* START EXTRACTED RECORDS *

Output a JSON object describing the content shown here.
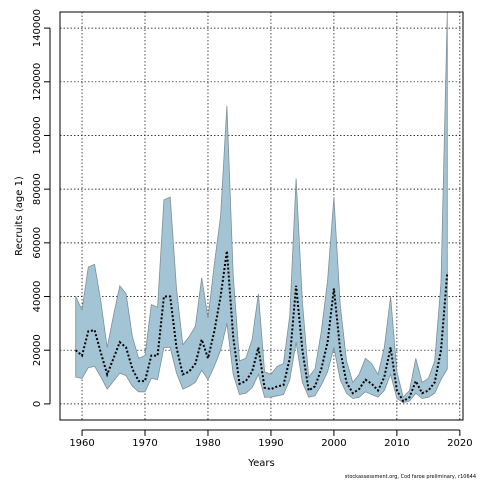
{
  "chart_data": {
    "type": "line",
    "xlabel": "Years",
    "ylabel": "Recruits (age 1)",
    "footnote": "stockassessment.org, Cod faroe preliminary, r10644",
    "xlim": [
      1956.5,
      2020.5
    ],
    "ylim": [
      -6000,
      146000
    ],
    "x_ticks": [
      1960,
      1970,
      1980,
      1990,
      2000,
      2010,
      2020
    ],
    "y_ticks": [
      0,
      20000,
      40000,
      60000,
      80000,
      100000,
      120000,
      140000
    ],
    "grid": true,
    "colors": {
      "band": "#a2c4d4",
      "band_edge": "#7f8f99",
      "line": "#000000"
    },
    "x": [
      1959,
      1960,
      1961,
      1962,
      1963,
      1964,
      1965,
      1966,
      1967,
      1968,
      1969,
      1970,
      1971,
      1972,
      1973,
      1974,
      1975,
      1976,
      1977,
      1978,
      1979,
      1980,
      1981,
      1982,
      1983,
      1984,
      1985,
      1986,
      1987,
      1988,
      1989,
      1990,
      1991,
      1992,
      1993,
      1994,
      1995,
      1996,
      1997,
      1998,
      1999,
      2000,
      2001,
      2002,
      2003,
      2004,
      2005,
      2006,
      2007,
      2008,
      2009,
      2010,
      2011,
      2012,
      2013,
      2014,
      2015,
      2016,
      2017,
      2018
    ],
    "series": [
      {
        "name": "estimate",
        "values": [
          20000,
          18000,
          27000,
          27500,
          19000,
          11000,
          17000,
          23000,
          21000,
          13000,
          8500,
          8500,
          18000,
          18000,
          40000,
          40000,
          21000,
          11000,
          12000,
          15000,
          24000,
          17000,
          27000,
          40000,
          57000,
          25000,
          7500,
          8500,
          12000,
          21000,
          6000,
          5500,
          6500,
          7000,
          17000,
          44000,
          20000,
          5000,
          6500,
          13000,
          23000,
          43000,
          20000,
          8000,
          4000,
          5500,
          9000,
          7500,
          5000,
          10000,
          21000,
          5000,
          1000,
          2500,
          8500,
          4000,
          5000,
          8000,
          20000,
          49000
        ]
      },
      {
        "name": "lower",
        "values": [
          10000,
          9500,
          13500,
          14000,
          10000,
          5500,
          8500,
          11500,
          10500,
          6500,
          4500,
          4500,
          9500,
          9000,
          21000,
          21000,
          11500,
          5500,
          6500,
          8000,
          12500,
          9000,
          14000,
          20000,
          30000,
          11000,
          3500,
          4000,
          6000,
          11000,
          2500,
          2500,
          3000,
          3500,
          9000,
          23000,
          8000,
          2500,
          3000,
          7000,
          12000,
          21000,
          9000,
          4000,
          2000,
          2500,
          4500,
          3500,
          2500,
          5000,
          11000,
          2000,
          500,
          1000,
          4000,
          2000,
          2500,
          4000,
          9000,
          13000
        ]
      },
      {
        "name": "upper",
        "values": [
          40000,
          35000,
          51000,
          52000,
          38000,
          21000,
          33000,
          44000,
          41000,
          25000,
          17000,
          18000,
          37000,
          36000,
          76000,
          77000,
          43000,
          22000,
          25000,
          29000,
          47000,
          32000,
          52000,
          70000,
          111000,
          48000,
          16000,
          17000,
          24000,
          41000,
          12000,
          11000,
          14000,
          15000,
          33000,
          84000,
          38000,
          10000,
          13000,
          27000,
          46000,
          77000,
          37000,
          16000,
          8000,
          11000,
          17000,
          15000,
          11000,
          21000,
          40000,
          12000,
          2500,
          5000,
          17000,
          8000,
          9500,
          16000,
          45000,
          146000
        ]
      }
    ]
  }
}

* END EXTRACTED RECORDS *

- [DIRECTION] Copy the data character for character, but drop all pictures from the copy.

- [ANSWER TO THIS TASK]
Output a JSON object describing the content shown here.
{
  "chart_data": {
    "type": "line",
    "xlabel": "Years",
    "ylabel": "Recruits (age 1)",
    "footnote": "stockassessment.org, Cod faroe preliminary, r10644",
    "xlim": [
      1956.5,
      2020.5
    ],
    "ylim": [
      -6000,
      146000
    ],
    "x_ticks": [
      1960,
      1970,
      1980,
      1990,
      2000,
      2010,
      2020
    ],
    "y_ticks": [
      0,
      20000,
      40000,
      60000,
      80000,
      100000,
      120000,
      140000
    ],
    "grid": true,
    "colors": {
      "band": "#a2c4d4",
      "band_edge": "#7f8f99",
      "line": "#000000"
    },
    "x": [
      1959,
      1960,
      1961,
      1962,
      1963,
      1964,
      1965,
      1966,
      1967,
      1968,
      1969,
      1970,
      1971,
      1972,
      1973,
      1974,
      1975,
      1976,
      1977,
      1978,
      1979,
      1980,
      1981,
      1982,
      1983,
      1984,
      1985,
      1986,
      1987,
      1988,
      1989,
      1990,
      1991,
      1992,
      1993,
      1994,
      1995,
      1996,
      1997,
      1998,
      1999,
      2000,
      2001,
      2002,
      2003,
      2004,
      2005,
      2006,
      2007,
      2008,
      2009,
      2010,
      2011,
      2012,
      2013,
      2014,
      2015,
      2016,
      2017,
      2018
    ],
    "series": [
      {
        "name": "estimate",
        "values": [
          20000,
          18000,
          27000,
          27500,
          19000,
          11000,
          17000,
          23000,
          21000,
          13000,
          8500,
          8500,
          18000,
          18000,
          40000,
          40000,
          21000,
          11000,
          12000,
          15000,
          24000,
          17000,
          27000,
          40000,
          57000,
          25000,
          7500,
          8500,
          12000,
          21000,
          6000,
          5500,
          6500,
          7000,
          17000,
          44000,
          20000,
          5000,
          6500,
          13000,
          23000,
          43000,
          20000,
          8000,
          4000,
          5500,
          9000,
          7500,
          5000,
          10000,
          21000,
          5000,
          1000,
          2500,
          8500,
          4000,
          5000,
          8000,
          20000,
          49000
        ]
      },
      {
        "name": "lower",
        "values": [
          10000,
          9500,
          13500,
          14000,
          10000,
          5500,
          8500,
          11500,
          10500,
          6500,
          4500,
          4500,
          9500,
          9000,
          21000,
          21000,
          11500,
          5500,
          6500,
          8000,
          12500,
          9000,
          14000,
          20000,
          30000,
          11000,
          3500,
          4000,
          6000,
          11000,
          2500,
          2500,
          3000,
          3500,
          9000,
          23000,
          8000,
          2500,
          3000,
          7000,
          12000,
          21000,
          9000,
          4000,
          2000,
          2500,
          4500,
          3500,
          2500,
          5000,
          11000,
          2000,
          500,
          1000,
          4000,
          2000,
          2500,
          4000,
          9000,
          13000
        ]
      },
      {
        "name": "upper",
        "values": [
          40000,
          35000,
          51000,
          52000,
          38000,
          21000,
          33000,
          44000,
          41000,
          25000,
          17000,
          18000,
          37000,
          36000,
          76000,
          77000,
          43000,
          22000,
          25000,
          29000,
          47000,
          32000,
          52000,
          70000,
          111000,
          48000,
          16000,
          17000,
          24000,
          41000,
          12000,
          11000,
          14000,
          15000,
          33000,
          84000,
          38000,
          10000,
          13000,
          27000,
          46000,
          77000,
          37000,
          16000,
          8000,
          11000,
          17000,
          15000,
          11000,
          21000,
          40000,
          12000,
          2500,
          5000,
          17000,
          8000,
          9500,
          16000,
          45000,
          146000
        ]
      }
    ]
  }
}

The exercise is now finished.